Copy out the entries below precisely; nothing is to be omitted.
┄┄┄┄┄┄┄┄┄┄
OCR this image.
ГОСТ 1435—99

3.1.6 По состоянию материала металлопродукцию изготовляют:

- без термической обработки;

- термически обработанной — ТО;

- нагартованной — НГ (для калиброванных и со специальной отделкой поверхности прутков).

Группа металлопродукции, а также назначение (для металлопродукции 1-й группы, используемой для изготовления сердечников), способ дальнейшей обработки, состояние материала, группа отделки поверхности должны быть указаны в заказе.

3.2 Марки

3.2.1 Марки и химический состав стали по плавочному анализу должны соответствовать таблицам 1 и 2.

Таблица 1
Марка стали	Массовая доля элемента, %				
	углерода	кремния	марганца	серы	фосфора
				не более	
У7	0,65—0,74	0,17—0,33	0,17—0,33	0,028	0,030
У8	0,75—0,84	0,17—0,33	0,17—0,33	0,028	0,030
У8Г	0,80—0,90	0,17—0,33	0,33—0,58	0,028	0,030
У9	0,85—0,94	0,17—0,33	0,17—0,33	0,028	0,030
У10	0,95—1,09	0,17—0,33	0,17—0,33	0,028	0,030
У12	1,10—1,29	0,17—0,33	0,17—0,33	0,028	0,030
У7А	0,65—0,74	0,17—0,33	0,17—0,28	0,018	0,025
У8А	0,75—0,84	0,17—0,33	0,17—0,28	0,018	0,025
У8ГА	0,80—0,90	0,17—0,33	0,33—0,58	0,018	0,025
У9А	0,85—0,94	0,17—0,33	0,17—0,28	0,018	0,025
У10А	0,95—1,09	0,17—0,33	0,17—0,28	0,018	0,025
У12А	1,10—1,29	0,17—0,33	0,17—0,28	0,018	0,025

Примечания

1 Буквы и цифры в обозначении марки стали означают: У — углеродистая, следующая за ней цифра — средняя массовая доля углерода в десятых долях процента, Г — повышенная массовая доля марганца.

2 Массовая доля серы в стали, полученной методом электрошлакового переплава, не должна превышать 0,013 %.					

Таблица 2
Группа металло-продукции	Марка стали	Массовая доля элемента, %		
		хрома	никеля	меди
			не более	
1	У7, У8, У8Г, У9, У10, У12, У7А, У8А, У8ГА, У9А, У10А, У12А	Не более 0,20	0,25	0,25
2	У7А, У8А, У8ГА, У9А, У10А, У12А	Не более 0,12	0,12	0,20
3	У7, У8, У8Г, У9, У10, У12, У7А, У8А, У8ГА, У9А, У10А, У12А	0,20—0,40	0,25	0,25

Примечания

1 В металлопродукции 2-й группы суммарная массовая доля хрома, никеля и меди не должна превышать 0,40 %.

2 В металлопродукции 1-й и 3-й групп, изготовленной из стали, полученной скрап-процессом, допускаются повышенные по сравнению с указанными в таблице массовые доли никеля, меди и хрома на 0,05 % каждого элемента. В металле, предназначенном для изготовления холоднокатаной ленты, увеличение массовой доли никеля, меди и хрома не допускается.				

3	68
┄┄┄┄┄┄┄┄┄┄
▸ **Solved exercise**
OCR this image.
ГОСТ 1435—99

3.1.6 По состоянию материала металлопродукцию изготовляют:

- без термической обработки;

- термически обработанной — ТО;

- нагартованной — НГ (для калиброванных и со специальной отделкой поверхности прутков).

Группа металлопродукции, а также назначение (для металлопродукции 1-й группы, используемой для изготовления сердечников), способ дальнейшей обработки, состояние материала, группа отделки поверхности должны быть указаны в заказе.

3.2 Марки

3.2.1 Марки и химический состав стали по плавочному анализу должны соответствовать таблицам 1 и 2.

Таблица 1
Марка стали	Массовая доля элемента, %				
	углерода	кремния	марганца	серы	фосфора
				не более	
У7	0,65—0,74	0,17—0,33	0,17—0,33	0,028	0,030
У8	0,75—0,84	0,17—0,33	0,17—0,33	0,028	0,030
У8Г	0,80—0,90	0,17—0,33	0,33—0,58	0,028	0,030
У9	0,85—0,94	0,17—0,33	0,17—0,33	0,028	0,030
У10	0,95—1,09	0,17—0,33	0,17—0,33	0,028	0,030
У12	1,10—1,29	0,17—0,33	0,17—0,33	0,028	0,030
У7А	0,65—0,74	0,17—0,33	0,17—0,28	0,018	0,025
У8А	0,75—0,84	0,17—0,33	0,17—0,28	0,018	0,025
У8ГА	0,80—0,90	0,17—0,33	0,33—0,58	0,018	0,025
У9А	0,85—0,94	0,17—0,33	0,17—0,28	0,018	0,025
У10А	0,95—1,09	0,17—0,33	0,17—0,28	0,018	0,025
У12А	1,10—1,29	0,17—0,33	0,17—0,28	0,018	0,025

Примечания

1 Буквы и цифры в обозначении марки стали означают: У — углеродистая, следующая за ней цифра — средняя массовая доля углерода в десятых долях процента, Г — повышенная массовая доля марганца.

2 Массовая доля серы в стали, полученной методом электрошлакового переплава, не должна превышать 0,013 %.					

Таблица 2
Группа металло-продукции	Марка стали	Массовая доля элемента, %		
		хрома	никеля	меди
			не более	
1	У7, У8, У8Г, У9, У10, У12, У7А, У8А, У8ГА, У9А, У10А, У12А	Не более 0,20	0,25	0,25
2	У7А, У8А, У8ГА, У9А, У10А, У12А	Не более 0,12	0,12	0,20
3	У7, У8, У8Г, У9, У10, У12, У7А, У8А, У8ГА, У9А, У10А, У12А	0,20—0,40	0,25	0,25

Примечания

1 В металлопродукции 2-й группы суммарная массовая доля хрома, никеля и меди не должна превышать 0,40 %.

2 В металлопродукции 1-й и 3-й групп, изготовленной из стали, полученной скрап-процессом, допускаются повышенные по сравнению с указанными в таблице массовые доли никеля, меди и хрома на 0,05 % каждого элемента. В металле, предназначенном для изготовления холоднокатаной ленты, увеличение массовой доли никеля, меди и хрома не допускается.				

3	68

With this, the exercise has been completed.